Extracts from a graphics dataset
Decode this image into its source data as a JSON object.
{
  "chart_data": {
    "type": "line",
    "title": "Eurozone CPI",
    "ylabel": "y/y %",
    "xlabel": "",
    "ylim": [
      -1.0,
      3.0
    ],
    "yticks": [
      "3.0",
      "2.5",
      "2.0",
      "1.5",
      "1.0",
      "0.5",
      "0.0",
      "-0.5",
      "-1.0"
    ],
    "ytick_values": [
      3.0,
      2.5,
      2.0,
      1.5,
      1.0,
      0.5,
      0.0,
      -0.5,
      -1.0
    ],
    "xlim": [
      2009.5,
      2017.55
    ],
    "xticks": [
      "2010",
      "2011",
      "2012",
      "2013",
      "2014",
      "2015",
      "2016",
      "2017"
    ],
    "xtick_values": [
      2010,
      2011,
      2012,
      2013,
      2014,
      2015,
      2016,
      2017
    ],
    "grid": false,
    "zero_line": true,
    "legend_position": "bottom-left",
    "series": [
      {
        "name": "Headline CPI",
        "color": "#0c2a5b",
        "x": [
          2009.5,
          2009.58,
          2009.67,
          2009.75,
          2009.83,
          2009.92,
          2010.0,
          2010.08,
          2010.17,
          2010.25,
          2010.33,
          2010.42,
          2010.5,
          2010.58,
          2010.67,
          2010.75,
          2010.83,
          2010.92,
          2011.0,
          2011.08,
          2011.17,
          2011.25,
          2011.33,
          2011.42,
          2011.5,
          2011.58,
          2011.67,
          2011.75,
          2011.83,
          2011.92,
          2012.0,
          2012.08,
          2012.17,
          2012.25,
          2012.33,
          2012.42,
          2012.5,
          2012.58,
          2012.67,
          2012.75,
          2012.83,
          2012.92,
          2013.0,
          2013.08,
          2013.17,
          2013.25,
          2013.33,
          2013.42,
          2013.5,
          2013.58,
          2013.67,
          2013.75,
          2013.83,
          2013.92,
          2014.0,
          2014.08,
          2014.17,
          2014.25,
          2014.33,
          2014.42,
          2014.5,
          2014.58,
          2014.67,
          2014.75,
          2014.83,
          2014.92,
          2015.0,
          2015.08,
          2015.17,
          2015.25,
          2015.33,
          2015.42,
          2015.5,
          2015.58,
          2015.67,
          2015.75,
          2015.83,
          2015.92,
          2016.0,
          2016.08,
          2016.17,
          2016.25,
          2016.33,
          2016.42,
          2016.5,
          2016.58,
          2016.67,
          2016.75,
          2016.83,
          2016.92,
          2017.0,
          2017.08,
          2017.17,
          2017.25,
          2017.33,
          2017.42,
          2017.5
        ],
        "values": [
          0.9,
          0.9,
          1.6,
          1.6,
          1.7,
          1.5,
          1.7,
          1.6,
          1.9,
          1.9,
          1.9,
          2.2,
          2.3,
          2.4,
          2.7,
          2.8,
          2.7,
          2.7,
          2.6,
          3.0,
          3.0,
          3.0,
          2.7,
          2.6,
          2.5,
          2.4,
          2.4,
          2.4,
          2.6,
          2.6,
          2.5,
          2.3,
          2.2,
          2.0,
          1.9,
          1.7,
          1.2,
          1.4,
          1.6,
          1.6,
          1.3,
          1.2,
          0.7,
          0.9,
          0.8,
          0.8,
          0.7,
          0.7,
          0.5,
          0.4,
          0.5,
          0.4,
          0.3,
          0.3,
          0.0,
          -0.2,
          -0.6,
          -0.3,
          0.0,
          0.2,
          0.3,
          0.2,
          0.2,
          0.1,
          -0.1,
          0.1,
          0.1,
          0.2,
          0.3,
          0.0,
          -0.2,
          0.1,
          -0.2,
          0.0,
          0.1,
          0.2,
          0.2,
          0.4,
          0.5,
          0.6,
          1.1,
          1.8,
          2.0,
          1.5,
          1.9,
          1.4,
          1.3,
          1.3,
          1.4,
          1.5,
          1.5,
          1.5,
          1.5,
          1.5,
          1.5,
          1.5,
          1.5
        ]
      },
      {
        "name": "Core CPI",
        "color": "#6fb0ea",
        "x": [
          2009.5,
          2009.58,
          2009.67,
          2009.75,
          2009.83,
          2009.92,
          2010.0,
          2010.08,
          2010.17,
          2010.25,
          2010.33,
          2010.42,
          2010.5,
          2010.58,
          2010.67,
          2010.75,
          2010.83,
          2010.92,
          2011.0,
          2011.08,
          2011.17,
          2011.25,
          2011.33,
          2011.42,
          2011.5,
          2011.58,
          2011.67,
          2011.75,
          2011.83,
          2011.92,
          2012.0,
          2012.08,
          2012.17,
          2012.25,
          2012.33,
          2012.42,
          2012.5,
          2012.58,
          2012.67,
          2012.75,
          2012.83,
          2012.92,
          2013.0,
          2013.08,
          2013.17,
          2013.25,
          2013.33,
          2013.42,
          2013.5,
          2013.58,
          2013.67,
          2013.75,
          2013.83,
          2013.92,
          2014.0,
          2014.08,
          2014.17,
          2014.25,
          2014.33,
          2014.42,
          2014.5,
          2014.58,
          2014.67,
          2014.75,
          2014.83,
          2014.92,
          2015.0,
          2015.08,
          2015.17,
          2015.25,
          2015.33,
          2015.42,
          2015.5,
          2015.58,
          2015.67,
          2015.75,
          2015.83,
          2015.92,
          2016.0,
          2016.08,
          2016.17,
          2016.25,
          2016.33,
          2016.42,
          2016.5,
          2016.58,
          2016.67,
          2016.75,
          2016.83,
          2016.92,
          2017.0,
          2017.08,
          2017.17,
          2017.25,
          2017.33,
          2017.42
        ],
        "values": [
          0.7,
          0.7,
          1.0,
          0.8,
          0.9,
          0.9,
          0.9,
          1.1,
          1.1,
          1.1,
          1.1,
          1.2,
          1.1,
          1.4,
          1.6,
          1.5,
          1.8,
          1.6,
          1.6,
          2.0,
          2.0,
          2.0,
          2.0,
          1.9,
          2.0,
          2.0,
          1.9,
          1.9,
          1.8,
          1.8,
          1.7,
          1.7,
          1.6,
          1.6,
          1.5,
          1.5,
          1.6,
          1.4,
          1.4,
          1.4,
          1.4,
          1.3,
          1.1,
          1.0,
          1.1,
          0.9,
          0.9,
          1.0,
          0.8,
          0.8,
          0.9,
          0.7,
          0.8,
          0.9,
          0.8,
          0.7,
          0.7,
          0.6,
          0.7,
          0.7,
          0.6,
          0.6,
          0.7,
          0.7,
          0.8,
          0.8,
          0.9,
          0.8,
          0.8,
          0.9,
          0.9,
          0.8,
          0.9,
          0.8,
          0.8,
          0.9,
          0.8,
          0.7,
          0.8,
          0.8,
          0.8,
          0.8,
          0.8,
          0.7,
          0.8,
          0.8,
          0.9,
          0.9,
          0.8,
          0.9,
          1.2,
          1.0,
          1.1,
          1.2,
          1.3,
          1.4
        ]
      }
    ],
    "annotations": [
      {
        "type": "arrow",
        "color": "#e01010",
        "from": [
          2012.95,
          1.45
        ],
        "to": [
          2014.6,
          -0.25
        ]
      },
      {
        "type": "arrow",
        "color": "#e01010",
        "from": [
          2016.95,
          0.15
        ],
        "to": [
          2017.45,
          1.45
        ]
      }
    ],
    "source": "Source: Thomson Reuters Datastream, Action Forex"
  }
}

◆ **Your instructions**:
Your task is to reproduce the whole listing exactly.

◆ **Answer to this exercise**:
Decode this image into its source data as a JSON object.
{
  "chart_data": {
    "type": "line",
    "title": "Eurozone CPI",
    "ylabel": "y/y %",
    "xlabel": "",
    "ylim": [
      -1.0,
      3.0
    ],
    "yticks": [
      "3.0",
      "2.5",
      "2.0",
      "1.5",
      "1.0",
      "0.5",
      "0.0",
      "-0.5",
      "-1.0"
    ],
    "ytick_values": [
      3.0,
      2.5,
      2.0,
      1.5,
      1.0,
      0.5,
      0.0,
      -0.5,
      -1.0
    ],
    "xlim": [
      2009.5,
      2017.55
    ],
    "xticks": [
      "2010",
      "2011",
      "2012",
      "2013",
      "2014",
      "2015",
      "2016",
      "2017"
    ],
    "xtick_values": [
      2010,
      2011,
      2012,
      2013,
      2014,
      2015,
      2016,
      2017
    ],
    "grid": false,
    "zero_line": true,
    "legend_position": "bottom-left",
    "series": [
      {
        "name": "Headline CPI",
        "color": "#0c2a5b",
        "x": [
          2009.5,
          2009.58,
          2009.67,
          2009.75,
          2009.83,
          2009.92,
          2010.0,
          2010.08,
          2010.17,
          2010.25,
          2010.33,
          2010.42,
          2010.5,
          2010.58,
          2010.67,
          2010.75,
          2010.83,
          2010.92,
          2011.0,
          2011.08,
          2011.17,
          2011.25,
          2011.33,
          2011.42,
          2011.5,
          2011.58,
          2011.67,
          2011.75,
          2011.83,
          2011.92,
          2012.0,
          2012.08,
          2012.17,
          2012.25,
          2012.33,
          2012.42,
          2012.5,
          2012.58,
          2012.67,
          2012.75,
          2012.83,
          2012.92,
          2013.0,
          2013.08,
          2013.17,
          2013.25,
          2013.33,
          2013.42,
          2013.5,
          2013.58,
          2013.67,
          2013.75,
          2013.83,
          2013.92,
          2014.0,
          2014.08,
          2014.17,
          2014.25,
          2014.33,
          2014.42,
          2014.5,
          2014.58,
          2014.67,
          2014.75,
          2014.83,
          2014.92,
          2015.0,
          2015.08,
          2015.17,
          2015.25,
          2015.33,
          2015.42,
          2015.5,
          2015.58,
          2015.67,
          2015.75,
          2015.83,
          2015.92,
          2016.0,
          2016.08,
          2016.17,
          2016.25,
          2016.33,
          2016.42,
          2016.5,
          2016.58,
          2016.67,
          2016.75,
          2016.83,
          2016.92,
          2017.0,
          2017.08,
          2017.17,
          2017.25,
          2017.33,
          2017.42,
          2017.5
        ],
        "values": [
          0.9,
          0.9,
          1.6,
          1.6,
          1.7,
          1.5,
          1.7,
          1.6,
          1.9,
          1.9,
          1.9,
          2.2,
          2.3,
          2.4,
          2.7,
          2.8,
          2.7,
          2.7,
          2.6,
          3.0,
          3.0,
          3.0,
          2.7,
          2.6,
          2.5,
          2.4,
          2.4,
          2.4,
          2.6,
          2.6,
          2.5,
          2.3,
          2.2,
          2.0,
          1.9,
          1.7,
          1.2,
          1.4,
          1.6,
          1.6,
          1.3,
          1.2,
          0.7,
          0.9,
          0.8,
          0.8,
          0.7,
          0.7,
          0.5,
          0.4,
          0.5,
          0.4,
          0.3,
          0.3,
          0.0,
          -0.2,
          -0.6,
          -0.3,
          0.0,
          0.2,
          0.3,
          0.2,
          0.2,
          0.1,
          -0.1,
          0.1,
          0.1,
          0.2,
          0.3,
          0.0,
          -0.2,
          0.1,
          -0.2,
          0.0,
          0.1,
          0.2,
          0.2,
          0.4,
          0.5,
          0.6,
          1.1,
          1.8,
          2.0,
          1.5,
          1.9,
          1.4,
          1.3,
          1.3,
          1.4,
          1.5,
          1.5,
          1.5,
          1.5,
          1.5,
          1.5,
          1.5,
          1.5
        ]
      },
      {
        "name": "Core CPI",
        "color": "#6fb0ea",
        "x": [
          2009.5,
          2009.58,
          2009.67,
          2009.75,
          2009.83,
          2009.92,
          2010.0,
          2010.08,
          2010.17,
          2010.25,
          2010.33,
          2010.42,
          2010.5,
          2010.58,
          2010.67,
          2010.75,
          2010.83,
          2010.92,
          2011.0,
          2011.08,
          2011.17,
          2011.25,
          2011.33,
          2011.42,
          2011.5,
          2011.58,
          2011.67,
          2011.75,
          2011.83,
          2011.92,
          2012.0,
          2012.08,
          2012.17,
          2012.25,
          2012.33,
          2012.42,
          2012.5,
          2012.58,
          2012.67,
          2012.75,
          2012.83,
          2012.92,
          2013.0,
          2013.08,
          2013.17,
          2013.25,
          2013.33,
          2013.42,
          2013.5,
          2013.58,
          2013.67,
          2013.75,
          2013.83,
          2013.92,
          2014.0,
          2014.08,
          2014.17,
          2014.25,
          2014.33,
          2014.42,
          2014.5,
          2014.58,
          2014.67,
          2014.75,
          2014.83,
          2014.92,
          2015.0,
          2015.08,
          2015.17,
          2015.25,
          2015.33,
          2015.42,
          2015.5,
          2015.58,
          2015.67,
          2015.75,
          2015.83,
          2015.92,
          2016.0,
          2016.08,
          2016.17,
          2016.25,
          2016.33,
          2016.42,
          2016.5,
          2016.58,
          2016.67,
          2016.75,
          2016.83,
          2016.92,
          2017.0,
          2017.08,
          2017.17,
          2017.25,
          2017.33,
          2017.42
        ],
        "values": [
          0.7,
          0.7,
          1.0,
          0.8,
          0.9,
          0.9,
          0.9,
          1.1,
          1.1,
          1.1,
          1.1,
          1.2,
          1.1,
          1.4,
          1.6,
          1.5,
          1.8,
          1.6,
          1.6,
          2.0,
          2.0,
          2.0,
          2.0,
          1.9,
          2.0,
          2.0,
          1.9,
          1.9,
          1.8,
          1.8,
          1.7,
          1.7,
          1.6,
          1.6,
          1.5,
          1.5,
          1.6,
          1.4,
          1.4,
          1.4,
          1.4,
          1.3,
          1.1,
          1.0,
          1.1,
          0.9,
          0.9,
          1.0,
          0.8,
          0.8,
          0.9,
          0.7,
          0.8,
          0.9,
          0.8,
          0.7,
          0.7,
          0.6,
          0.7,
          0.7,
          0.6,
          0.6,
          0.7,
          0.7,
          0.8,
          0.8,
          0.9,
          0.8,
          0.8,
          0.9,
          0.9,
          0.8,
          0.9,
          0.8,
          0.8,
          0.9,
          0.8,
          0.7,
          0.8,
          0.8,
          0.8,
          0.8,
          0.8,
          0.7,
          0.8,
          0.8,
          0.9,
          0.9,
          0.8,
          0.9,
          1.2,
          1.0,
          1.1,
          1.2,
          1.3,
          1.4
        ]
      }
    ],
    "annotations": [
      {
        "type": "arrow",
        "color": "#e01010",
        "from": [
          2012.95,
          1.45
        ],
        "to": [
          2014.6,
          -0.25
        ]
      },
      {
        "type": "arrow",
        "color": "#e01010",
        "from": [
          2016.95,
          0.15
        ],
        "to": [
          2017.45,
          1.45
        ]
      }
    ],
    "source": "Source: Thomson Reuters Datastream, Action Forex"
  }
}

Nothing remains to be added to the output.